Search the material for the word "this" and report each line where it turns up.
[Start RECORDS SUPPLIED]
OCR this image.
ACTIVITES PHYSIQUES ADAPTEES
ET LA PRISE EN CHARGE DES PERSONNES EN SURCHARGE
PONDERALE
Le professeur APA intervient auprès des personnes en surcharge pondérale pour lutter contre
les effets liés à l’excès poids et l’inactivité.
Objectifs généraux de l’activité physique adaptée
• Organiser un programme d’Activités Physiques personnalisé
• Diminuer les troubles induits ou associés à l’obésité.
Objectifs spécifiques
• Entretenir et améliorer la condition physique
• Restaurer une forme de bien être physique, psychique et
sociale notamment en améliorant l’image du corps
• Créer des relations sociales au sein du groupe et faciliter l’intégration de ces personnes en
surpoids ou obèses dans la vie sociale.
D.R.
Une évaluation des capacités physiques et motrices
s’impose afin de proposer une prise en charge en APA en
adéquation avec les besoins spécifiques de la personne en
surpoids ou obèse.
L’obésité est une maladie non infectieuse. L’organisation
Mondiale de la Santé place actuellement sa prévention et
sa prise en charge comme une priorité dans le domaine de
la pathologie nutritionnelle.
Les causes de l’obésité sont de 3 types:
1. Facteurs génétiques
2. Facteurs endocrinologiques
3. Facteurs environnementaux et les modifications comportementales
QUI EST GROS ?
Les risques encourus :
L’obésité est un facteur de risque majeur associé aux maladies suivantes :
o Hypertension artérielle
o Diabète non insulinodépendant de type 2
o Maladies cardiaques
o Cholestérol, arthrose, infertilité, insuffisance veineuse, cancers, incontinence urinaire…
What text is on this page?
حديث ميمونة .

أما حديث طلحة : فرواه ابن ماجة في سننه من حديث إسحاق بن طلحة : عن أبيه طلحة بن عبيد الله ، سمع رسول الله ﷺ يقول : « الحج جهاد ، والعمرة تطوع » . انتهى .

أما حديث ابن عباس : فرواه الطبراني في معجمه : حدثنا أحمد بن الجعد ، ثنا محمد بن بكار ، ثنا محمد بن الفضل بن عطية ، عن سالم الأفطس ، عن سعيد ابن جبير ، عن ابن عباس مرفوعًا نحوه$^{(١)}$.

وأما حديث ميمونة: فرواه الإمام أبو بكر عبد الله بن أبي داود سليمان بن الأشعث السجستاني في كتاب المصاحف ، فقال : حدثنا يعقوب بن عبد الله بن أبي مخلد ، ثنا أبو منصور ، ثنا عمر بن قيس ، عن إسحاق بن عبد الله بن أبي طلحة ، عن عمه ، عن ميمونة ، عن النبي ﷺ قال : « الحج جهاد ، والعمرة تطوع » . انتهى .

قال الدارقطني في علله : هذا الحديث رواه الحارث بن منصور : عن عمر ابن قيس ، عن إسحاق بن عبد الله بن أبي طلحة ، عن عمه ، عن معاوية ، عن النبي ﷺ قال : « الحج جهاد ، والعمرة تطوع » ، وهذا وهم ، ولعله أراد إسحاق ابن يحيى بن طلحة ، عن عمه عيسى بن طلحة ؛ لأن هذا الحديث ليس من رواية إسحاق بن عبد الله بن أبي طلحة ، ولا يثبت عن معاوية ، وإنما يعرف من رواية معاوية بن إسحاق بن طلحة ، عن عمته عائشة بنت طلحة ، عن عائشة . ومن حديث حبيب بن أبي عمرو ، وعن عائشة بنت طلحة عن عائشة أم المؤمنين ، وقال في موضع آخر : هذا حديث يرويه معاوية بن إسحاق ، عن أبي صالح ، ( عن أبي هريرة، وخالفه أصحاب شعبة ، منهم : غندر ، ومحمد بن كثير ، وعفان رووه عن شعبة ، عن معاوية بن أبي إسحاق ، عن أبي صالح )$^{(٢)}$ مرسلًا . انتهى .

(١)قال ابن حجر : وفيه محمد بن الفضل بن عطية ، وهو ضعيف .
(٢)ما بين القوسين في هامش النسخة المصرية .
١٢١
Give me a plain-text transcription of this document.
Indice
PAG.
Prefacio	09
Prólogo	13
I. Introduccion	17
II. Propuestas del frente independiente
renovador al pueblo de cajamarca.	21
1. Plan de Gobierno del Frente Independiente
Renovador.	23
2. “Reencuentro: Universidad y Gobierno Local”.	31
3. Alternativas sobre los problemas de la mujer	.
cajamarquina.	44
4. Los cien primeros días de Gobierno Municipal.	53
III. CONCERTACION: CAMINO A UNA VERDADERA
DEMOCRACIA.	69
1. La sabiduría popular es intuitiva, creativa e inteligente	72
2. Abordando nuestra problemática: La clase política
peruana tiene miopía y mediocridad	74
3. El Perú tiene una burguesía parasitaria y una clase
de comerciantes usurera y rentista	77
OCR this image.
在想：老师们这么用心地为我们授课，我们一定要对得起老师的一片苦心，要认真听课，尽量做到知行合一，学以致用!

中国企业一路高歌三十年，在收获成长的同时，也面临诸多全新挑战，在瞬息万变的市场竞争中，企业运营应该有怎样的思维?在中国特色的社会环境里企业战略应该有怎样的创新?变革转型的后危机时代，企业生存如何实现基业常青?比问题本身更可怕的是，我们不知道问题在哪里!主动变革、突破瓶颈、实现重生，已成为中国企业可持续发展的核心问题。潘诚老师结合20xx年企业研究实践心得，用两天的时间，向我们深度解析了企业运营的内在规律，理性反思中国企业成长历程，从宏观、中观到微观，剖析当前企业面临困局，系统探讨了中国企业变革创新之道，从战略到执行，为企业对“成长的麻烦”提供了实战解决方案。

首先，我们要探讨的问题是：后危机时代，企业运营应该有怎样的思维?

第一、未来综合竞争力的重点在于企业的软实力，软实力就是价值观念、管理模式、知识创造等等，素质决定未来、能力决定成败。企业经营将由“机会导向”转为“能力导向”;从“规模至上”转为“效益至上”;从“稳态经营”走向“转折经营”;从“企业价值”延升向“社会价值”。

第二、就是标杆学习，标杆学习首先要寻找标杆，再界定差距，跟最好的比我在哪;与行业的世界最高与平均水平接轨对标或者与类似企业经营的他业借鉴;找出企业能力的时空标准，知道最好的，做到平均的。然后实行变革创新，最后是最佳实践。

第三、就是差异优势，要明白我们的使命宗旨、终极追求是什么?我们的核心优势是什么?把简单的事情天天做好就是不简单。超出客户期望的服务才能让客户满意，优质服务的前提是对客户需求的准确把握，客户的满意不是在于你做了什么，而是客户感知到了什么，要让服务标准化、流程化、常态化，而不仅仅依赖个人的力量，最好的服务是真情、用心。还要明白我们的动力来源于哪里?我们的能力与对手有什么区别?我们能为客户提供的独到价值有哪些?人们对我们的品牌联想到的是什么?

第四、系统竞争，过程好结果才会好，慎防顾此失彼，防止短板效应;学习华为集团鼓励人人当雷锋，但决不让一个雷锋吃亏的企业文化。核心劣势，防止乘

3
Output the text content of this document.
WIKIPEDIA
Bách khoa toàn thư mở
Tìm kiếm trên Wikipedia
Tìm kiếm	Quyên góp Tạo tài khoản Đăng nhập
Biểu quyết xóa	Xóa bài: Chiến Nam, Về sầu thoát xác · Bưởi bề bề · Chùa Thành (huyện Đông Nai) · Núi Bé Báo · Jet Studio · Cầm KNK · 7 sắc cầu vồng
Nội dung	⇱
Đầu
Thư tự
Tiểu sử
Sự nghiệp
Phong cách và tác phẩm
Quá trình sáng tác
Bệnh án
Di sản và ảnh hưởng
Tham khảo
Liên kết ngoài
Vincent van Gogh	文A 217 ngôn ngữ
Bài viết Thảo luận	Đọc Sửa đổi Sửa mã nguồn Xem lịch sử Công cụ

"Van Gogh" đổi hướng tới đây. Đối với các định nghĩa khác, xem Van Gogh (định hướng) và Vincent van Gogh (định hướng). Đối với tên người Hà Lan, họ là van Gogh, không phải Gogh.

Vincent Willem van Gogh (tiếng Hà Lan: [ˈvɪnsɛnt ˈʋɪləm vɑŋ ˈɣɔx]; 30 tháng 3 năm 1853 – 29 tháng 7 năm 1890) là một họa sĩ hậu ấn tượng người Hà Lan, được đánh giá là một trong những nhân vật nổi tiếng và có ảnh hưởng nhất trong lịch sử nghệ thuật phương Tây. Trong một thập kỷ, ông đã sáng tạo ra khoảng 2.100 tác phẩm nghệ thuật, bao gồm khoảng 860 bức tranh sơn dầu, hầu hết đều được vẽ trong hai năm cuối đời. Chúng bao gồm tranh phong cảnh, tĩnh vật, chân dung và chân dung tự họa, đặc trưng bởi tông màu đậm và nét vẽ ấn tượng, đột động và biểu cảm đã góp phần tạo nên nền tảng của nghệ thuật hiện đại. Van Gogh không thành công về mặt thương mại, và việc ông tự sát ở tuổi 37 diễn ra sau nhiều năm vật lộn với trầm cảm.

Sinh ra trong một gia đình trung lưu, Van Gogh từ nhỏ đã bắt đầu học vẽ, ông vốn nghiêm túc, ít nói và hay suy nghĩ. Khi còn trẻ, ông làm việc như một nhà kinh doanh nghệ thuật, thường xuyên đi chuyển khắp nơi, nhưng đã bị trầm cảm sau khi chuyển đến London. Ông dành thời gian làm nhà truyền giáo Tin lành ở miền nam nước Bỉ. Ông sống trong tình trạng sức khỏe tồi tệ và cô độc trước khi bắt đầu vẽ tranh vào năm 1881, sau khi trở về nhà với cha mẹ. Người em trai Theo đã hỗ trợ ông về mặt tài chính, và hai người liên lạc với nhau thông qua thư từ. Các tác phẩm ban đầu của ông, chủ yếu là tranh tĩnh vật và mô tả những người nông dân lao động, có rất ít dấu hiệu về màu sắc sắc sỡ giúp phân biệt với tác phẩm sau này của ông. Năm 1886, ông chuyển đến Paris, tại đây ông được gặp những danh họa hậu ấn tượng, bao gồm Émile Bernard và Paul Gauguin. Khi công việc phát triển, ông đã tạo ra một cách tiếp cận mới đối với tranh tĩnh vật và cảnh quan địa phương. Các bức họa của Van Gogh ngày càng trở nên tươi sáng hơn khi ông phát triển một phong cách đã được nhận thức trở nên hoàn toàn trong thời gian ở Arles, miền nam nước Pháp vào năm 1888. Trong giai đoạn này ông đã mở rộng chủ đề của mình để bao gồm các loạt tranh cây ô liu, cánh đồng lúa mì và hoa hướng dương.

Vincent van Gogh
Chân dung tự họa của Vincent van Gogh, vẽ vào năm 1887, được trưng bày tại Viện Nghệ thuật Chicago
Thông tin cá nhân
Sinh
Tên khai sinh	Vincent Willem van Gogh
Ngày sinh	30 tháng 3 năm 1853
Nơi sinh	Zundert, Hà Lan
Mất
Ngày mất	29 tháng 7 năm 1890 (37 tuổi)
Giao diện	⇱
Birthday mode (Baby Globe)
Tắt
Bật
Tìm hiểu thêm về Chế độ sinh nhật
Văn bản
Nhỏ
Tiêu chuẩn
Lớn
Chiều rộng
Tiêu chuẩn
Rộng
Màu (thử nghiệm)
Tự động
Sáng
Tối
[End RECORDS SUPPLIED]
ANSWER TO THE PROBLEM:
OCR this image.
What text is on this page?
Give me a plain-text transcription of this document.
OCR this image.
Output the text content of this document.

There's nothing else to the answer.